ENTRIES PROVIDED |
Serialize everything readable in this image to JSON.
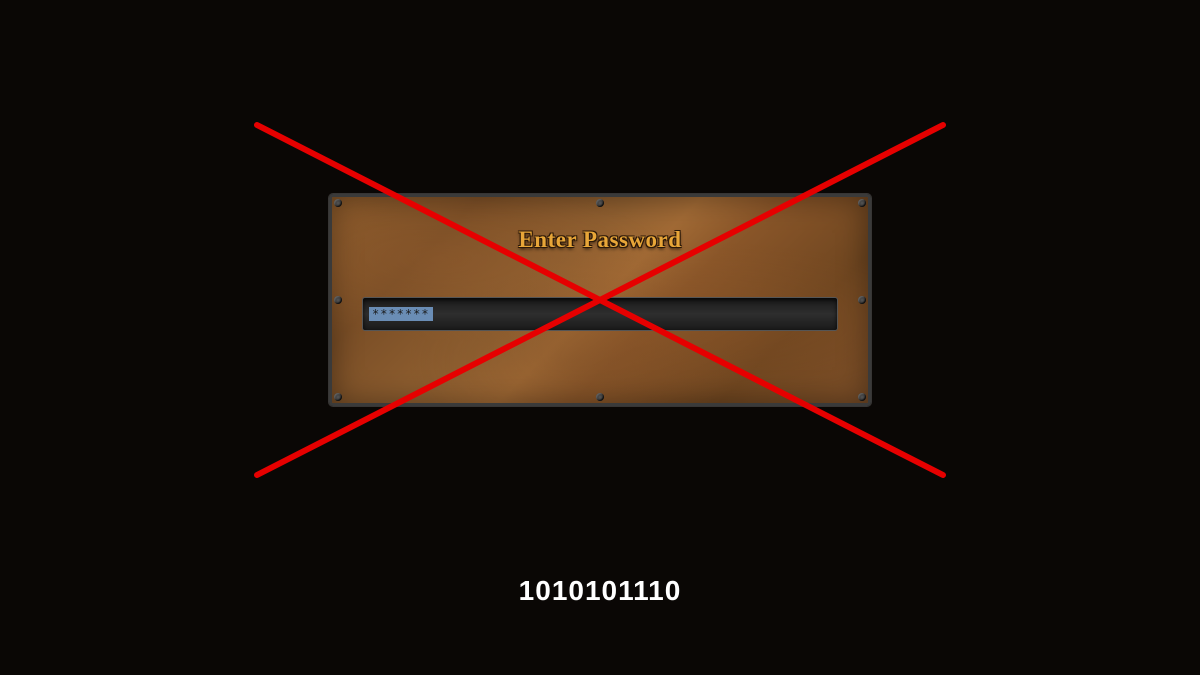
{
  "dialog": {
    "title": "Enter Password",
    "password_masked": "*******"
  },
  "caption": "1010101110",
  "colors": {
    "cross": "#e60000",
    "title": "#e8a638"
  }
}
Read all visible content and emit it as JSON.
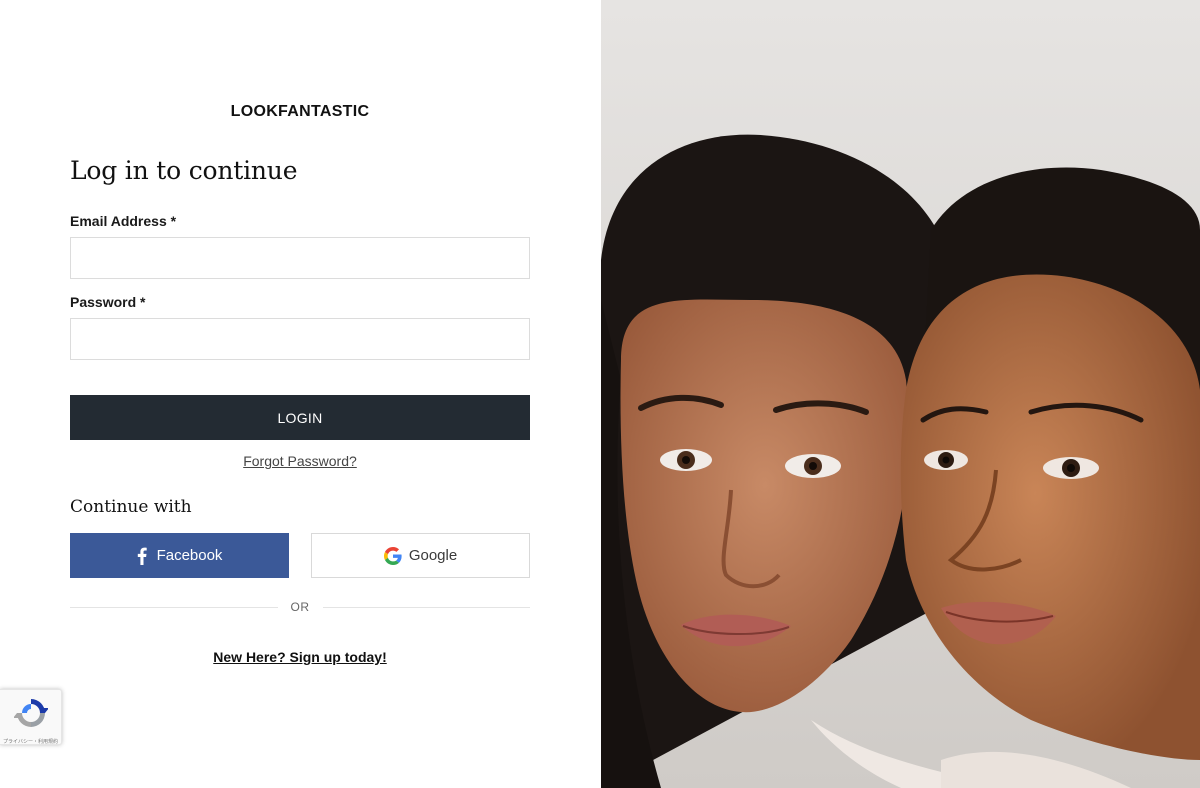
{
  "brand": {
    "logo_text": "LOOKFANTASTIC"
  },
  "login_form": {
    "heading": "Log in to continue",
    "email_label": "Email Address *",
    "email_value": "",
    "password_label": "Password *",
    "password_value": "",
    "submit_label": "LOGIN",
    "forgot_password": "Forgot Password?"
  },
  "social": {
    "heading": "Continue with",
    "facebook_label": "Facebook",
    "google_label": "Google",
    "facebook_color": "#3b5998"
  },
  "divider": {
    "text": "OR"
  },
  "signup": {
    "link_text": "New Here? Sign up today!"
  },
  "recaptcha": {
    "text": "プライバシー・利用規約"
  },
  "colors": {
    "login_button": "#232b33",
    "input_border": "#dcdcdc"
  },
  "hero_image": {
    "icon": "hero-photo",
    "alt": "two-women-portrait"
  }
}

TASK GOAL |
Pull out all lines containing "heading".

EXERCISE SOLUTION |
    "heading": "Log in to continue",
    "heading": "Continue with",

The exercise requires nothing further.